Below is a set of records; restate each one word for word.

##############################

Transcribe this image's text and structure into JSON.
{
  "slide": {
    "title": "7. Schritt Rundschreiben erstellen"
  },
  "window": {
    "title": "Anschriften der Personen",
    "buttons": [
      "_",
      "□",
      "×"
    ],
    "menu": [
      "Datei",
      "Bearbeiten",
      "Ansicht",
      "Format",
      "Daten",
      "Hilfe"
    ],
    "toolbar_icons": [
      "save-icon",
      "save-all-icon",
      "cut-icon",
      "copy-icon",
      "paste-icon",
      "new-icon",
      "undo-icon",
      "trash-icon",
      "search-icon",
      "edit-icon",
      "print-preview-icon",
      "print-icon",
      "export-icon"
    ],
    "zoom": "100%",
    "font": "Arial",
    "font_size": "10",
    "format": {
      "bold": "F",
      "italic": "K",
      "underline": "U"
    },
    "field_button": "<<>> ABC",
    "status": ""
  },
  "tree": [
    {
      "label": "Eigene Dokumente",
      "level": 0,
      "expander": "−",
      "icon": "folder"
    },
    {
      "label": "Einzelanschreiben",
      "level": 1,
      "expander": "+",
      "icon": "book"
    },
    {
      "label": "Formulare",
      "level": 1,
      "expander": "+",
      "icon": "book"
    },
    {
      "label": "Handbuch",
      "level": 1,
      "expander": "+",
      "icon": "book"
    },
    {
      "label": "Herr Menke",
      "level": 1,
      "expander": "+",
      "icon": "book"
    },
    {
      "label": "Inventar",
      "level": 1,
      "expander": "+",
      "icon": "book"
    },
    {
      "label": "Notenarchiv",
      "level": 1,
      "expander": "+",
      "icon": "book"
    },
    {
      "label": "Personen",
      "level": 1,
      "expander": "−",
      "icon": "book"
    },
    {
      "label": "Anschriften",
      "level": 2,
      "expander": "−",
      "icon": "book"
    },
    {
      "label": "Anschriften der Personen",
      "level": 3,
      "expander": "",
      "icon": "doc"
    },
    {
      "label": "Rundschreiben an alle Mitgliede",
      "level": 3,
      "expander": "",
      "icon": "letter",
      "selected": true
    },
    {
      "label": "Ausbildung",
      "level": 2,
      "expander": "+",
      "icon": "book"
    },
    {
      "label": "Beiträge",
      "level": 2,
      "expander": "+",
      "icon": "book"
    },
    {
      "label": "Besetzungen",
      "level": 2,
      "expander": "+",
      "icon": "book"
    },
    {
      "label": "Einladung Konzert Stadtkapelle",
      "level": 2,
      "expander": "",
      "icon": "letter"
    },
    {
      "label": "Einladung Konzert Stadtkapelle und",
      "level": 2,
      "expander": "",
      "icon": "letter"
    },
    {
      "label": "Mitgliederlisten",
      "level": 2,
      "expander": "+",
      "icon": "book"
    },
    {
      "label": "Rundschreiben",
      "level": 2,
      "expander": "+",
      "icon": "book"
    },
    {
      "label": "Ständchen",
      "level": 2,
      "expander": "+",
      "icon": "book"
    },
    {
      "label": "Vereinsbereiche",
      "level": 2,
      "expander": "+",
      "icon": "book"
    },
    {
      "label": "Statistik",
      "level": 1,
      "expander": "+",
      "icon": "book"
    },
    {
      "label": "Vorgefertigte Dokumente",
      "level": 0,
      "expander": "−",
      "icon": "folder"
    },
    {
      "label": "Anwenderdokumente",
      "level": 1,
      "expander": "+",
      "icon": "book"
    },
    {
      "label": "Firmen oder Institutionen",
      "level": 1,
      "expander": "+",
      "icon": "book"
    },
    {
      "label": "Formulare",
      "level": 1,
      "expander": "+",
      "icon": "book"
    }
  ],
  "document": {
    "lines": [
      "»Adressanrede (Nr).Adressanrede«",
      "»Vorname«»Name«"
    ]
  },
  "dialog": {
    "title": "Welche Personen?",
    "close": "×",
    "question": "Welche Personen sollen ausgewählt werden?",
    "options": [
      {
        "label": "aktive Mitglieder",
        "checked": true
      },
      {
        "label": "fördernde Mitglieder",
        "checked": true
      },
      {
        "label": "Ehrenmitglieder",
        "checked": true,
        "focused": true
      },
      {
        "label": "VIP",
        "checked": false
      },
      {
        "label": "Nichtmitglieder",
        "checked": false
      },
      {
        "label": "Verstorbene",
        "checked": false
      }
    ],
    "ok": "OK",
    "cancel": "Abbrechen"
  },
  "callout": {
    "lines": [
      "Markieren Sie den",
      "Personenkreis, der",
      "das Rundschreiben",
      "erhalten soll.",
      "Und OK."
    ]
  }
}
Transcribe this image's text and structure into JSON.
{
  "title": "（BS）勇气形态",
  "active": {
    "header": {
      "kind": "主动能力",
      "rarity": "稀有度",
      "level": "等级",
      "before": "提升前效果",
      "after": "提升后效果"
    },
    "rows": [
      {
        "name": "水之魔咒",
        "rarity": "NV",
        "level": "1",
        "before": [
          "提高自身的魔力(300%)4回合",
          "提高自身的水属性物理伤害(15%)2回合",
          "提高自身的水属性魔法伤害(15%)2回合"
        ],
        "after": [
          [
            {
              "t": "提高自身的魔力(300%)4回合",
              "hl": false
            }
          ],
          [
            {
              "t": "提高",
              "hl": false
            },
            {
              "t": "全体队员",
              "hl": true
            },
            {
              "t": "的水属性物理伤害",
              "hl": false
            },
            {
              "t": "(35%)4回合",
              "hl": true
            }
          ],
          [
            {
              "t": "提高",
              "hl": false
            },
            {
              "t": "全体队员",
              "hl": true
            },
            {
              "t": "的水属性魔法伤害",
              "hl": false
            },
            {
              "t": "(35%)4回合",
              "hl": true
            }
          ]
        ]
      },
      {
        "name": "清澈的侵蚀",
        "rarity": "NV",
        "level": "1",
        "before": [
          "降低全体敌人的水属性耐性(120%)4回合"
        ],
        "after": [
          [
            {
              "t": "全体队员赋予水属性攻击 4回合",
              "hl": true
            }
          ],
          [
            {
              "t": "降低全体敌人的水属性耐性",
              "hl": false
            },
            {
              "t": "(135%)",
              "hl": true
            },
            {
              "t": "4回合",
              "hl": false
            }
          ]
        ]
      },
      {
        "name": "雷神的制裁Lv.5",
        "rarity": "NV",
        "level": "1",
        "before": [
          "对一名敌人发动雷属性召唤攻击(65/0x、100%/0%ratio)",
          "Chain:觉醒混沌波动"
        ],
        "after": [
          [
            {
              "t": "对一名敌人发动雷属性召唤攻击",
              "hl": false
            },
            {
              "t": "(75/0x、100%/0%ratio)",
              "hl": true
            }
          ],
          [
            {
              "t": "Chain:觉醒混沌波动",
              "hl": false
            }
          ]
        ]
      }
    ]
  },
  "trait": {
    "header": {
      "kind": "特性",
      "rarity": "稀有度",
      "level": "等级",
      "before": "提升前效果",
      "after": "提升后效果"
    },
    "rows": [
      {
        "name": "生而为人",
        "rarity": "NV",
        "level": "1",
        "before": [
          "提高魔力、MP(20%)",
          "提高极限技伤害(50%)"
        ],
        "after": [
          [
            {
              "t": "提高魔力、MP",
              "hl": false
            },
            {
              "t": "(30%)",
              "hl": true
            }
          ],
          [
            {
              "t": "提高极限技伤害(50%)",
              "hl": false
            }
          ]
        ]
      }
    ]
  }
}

##############################

* _REPLY_
Transcribe this image's text and structure into JSON.
{
  "slide": {
    "title": "7. Schritt Rundschreiben erstellen"
  },
  "window": {
    "title": "Anschriften der Personen",
    "buttons": [
      "_",
      "□",
      "×"
    ],
    "menu": [
      "Datei",
      "Bearbeiten",
      "Ansicht",
      "Format",
      "Daten",
      "Hilfe"
    ],
    "toolbar_icons": [
      "save-icon",
      "save-all-icon",
      "cut-icon",
      "copy-icon",
      "paste-icon",
      "new-icon",
      "undo-icon",
      "trash-icon",
      "search-icon",
      "edit-icon",
      "print-preview-icon",
      "print-icon",
      "export-icon"
    ],
    "zoom": "100%",
    "font": "Arial",
    "font_size": "10",
    "format": {
      "bold": "F",
      "italic": "K",
      "underline": "U"
    },
    "field_button": "<<>> ABC",
    "status": ""
  },
  "tree": [
    {
      "label": "Eigene Dokumente",
      "level": 0,
      "expander": "−",
      "icon": "folder"
    },
    {
      "label": "Einzelanschreiben",
      "level": 1,
      "expander": "+",
      "icon": "book"
    },
    {
      "label": "Formulare",
      "level": 1,
      "expander": "+",
      "icon": "book"
    },
    {
      "label": "Handbuch",
      "level": 1,
      "expander": "+",
      "icon": "book"
    },
    {
      "label": "Herr Menke",
      "level": 1,
      "expander": "+",
      "icon": "book"
    },
    {
      "label": "Inventar",
      "level": 1,
      "expander": "+",
      "icon": "book"
    },
    {
      "label": "Notenarchiv",
      "level": 1,
      "expander": "+",
      "icon": "book"
    },
    {
      "label": "Personen",
      "level": 1,
      "expander": "−",
      "icon": "book"
    },
    {
      "label": "Anschriften",
      "level": 2,
      "expander": "−",
      "icon": "book"
    },
    {
      "label": "Anschriften der Personen",
      "level": 3,
      "expander": "",
      "icon": "doc"
    },
    {
      "label": "Rundschreiben an alle Mitgliede",
      "level": 3,
      "expander": "",
      "icon": "letter",
      "selected": true
    },
    {
      "label": "Ausbildung",
      "level": 2,
      "expander": "+",
      "icon": "book"
    },
    {
      "label": "Beiträge",
      "level": 2,
      "expander": "+",
      "icon": "book"
    },
    {
      "label": "Besetzungen",
      "level": 2,
      "expander": "+",
      "icon": "book"
    },
    {
      "label": "Einladung Konzert Stadtkapelle",
      "level": 2,
      "expander": "",
      "icon": "letter"
    },
    {
      "label": "Einladung Konzert Stadtkapelle und",
      "level": 2,
      "expander": "",
      "icon": "letter"
    },
    {
      "label": "Mitgliederlisten",
      "level": 2,
      "expander": "+",
      "icon": "book"
    },
    {
      "label": "Rundschreiben",
      "level": 2,
      "expander": "+",
      "icon": "book"
    },
    {
      "label": "Ständchen",
      "level": 2,
      "expander": "+",
      "icon": "book"
    },
    {
      "label": "Vereinsbereiche",
      "level": 2,
      "expander": "+",
      "icon": "book"
    },
    {
      "label": "Statistik",
      "level": 1,
      "expander": "+",
      "icon": "book"
    },
    {
      "label": "Vorgefertigte Dokumente",
      "level": 0,
      "expander": "−",
      "icon": "folder"
    },
    {
      "label": "Anwenderdokumente",
      "level": 1,
      "expander": "+",
      "icon": "book"
    },
    {
      "label": "Firmen oder Institutionen",
      "level": 1,
      "expander": "+",
      "icon": "book"
    },
    {
      "label": "Formulare",
      "level": 1,
      "expander": "+",
      "icon": "book"
    }
  ],
  "document": {
    "lines": [
      "»Adressanrede (Nr).Adressanrede«",
      "»Vorname«»Name«"
    ]
  },
  "dialog": {
    "title": "Welche Personen?",
    "close": "×",
    "question": "Welche Personen sollen ausgewählt werden?",
    "options": [
      {
        "label": "aktive Mitglieder",
        "checked": true
      },
      {
        "label": "fördernde Mitglieder",
        "checked": true
      },
      {
        "label": "Ehrenmitglieder",
        "checked": true,
        "focused": true
      },
      {
        "label": "VIP",
        "checked": false
      },
      {
        "label": "Nichtmitglieder",
        "checked": false
      },
      {
        "label": "Verstorbene",
        "checked": false
      }
    ],
    "ok": "OK",
    "cancel": "Abbrechen"
  },
  "callout": {
    "lines": [
      "Markieren Sie den",
      "Personenkreis, der",
      "das Rundschreiben",
      "erhalten soll.",
      "Und OK."
    ]
  }
}
Transcribe this image's text and structure into JSON.
{
  "title": "（BS）勇气形态",
  "active": {
    "header": {
      "kind": "主动能力",
      "rarity": "稀有度",
      "level": "等级",
      "before": "提升前效果",
      "after": "提升后效果"
    },
    "rows": [
      {
        "name": "水之魔咒",
        "rarity": "NV",
        "level": "1",
        "before": [
          "提高自身的魔力(300%)4回合",
          "提高自身的水属性物理伤害(15%)2回合",
          "提高自身的水属性魔法伤害(15%)2回合"
        ],
        "after": [
          [
            {
              "t": "提高自身的魔力(300%)4回合",
              "hl": false
            }
          ],
          [
            {
              "t": "提高",
              "hl": false
            },
            {
              "t": "全体队员",
              "hl": true
            },
            {
              "t": "的水属性物理伤害",
              "hl": false
            },
            {
              "t": "(35%)4回合",
              "hl": true
            }
          ],
          [
            {
              "t": "提高",
              "hl": false
            },
            {
              "t": "全体队员",
              "hl": true
            },
            {
              "t": "的水属性魔法伤害",
              "hl": false
            },
            {
              "t": "(35%)4回合",
              "hl": true
            }
          ]
        ]
      },
      {
        "name": "清澈的侵蚀",
        "rarity": "NV",
        "level": "1",
        "before": [
          "降低全体敌人的水属性耐性(120%)4回合"
        ],
        "after": [
          [
            {
              "t": "全体队员赋予水属性攻击 4回合",
              "hl": true
            }
          ],
          [
            {
              "t": "降低全体敌人的水属性耐性",
              "hl": false
            },
            {
              "t": "(135%)",
              "hl": true
            },
            {
              "t": "4回合",
              "hl": false
            }
          ]
        ]
      },
      {
        "name": "雷神的制裁Lv.5",
        "rarity": "NV",
        "level": "1",
        "before": [
          "对一名敌人发动雷属性召唤攻击(65/0x、100%/0%ratio)",
          "Chain:觉醒混沌波动"
        ],
        "after": [
          [
            {
              "t": "对一名敌人发动雷属性召唤攻击",
              "hl": false
            },
            {
              "t": "(75/0x、100%/0%ratio)",
              "hl": true
            }
          ],
          [
            {
              "t": "Chain:觉醒混沌波动",
              "hl": false
            }
          ]
        ]
      }
    ]
  },
  "trait": {
    "header": {
      "kind": "特性",
      "rarity": "稀有度",
      "level": "等级",
      "before": "提升前效果",
      "after": "提升后效果"
    },
    "rows": [
      {
        "name": "生而为人",
        "rarity": "NV",
        "level": "1",
        "before": [
          "提高魔力、MP(20%)",
          "提高极限技伤害(50%)"
        ],
        "after": [
          [
            {
              "t": "提高魔力、MP",
              "hl": false
            },
            {
              "t": "(30%)",
              "hl": true
            }
          ],
          [
            {
              "t": "提高极限技伤害(50%)",
              "hl": false
            }
          ]
        ]
      }
    ]
  }
}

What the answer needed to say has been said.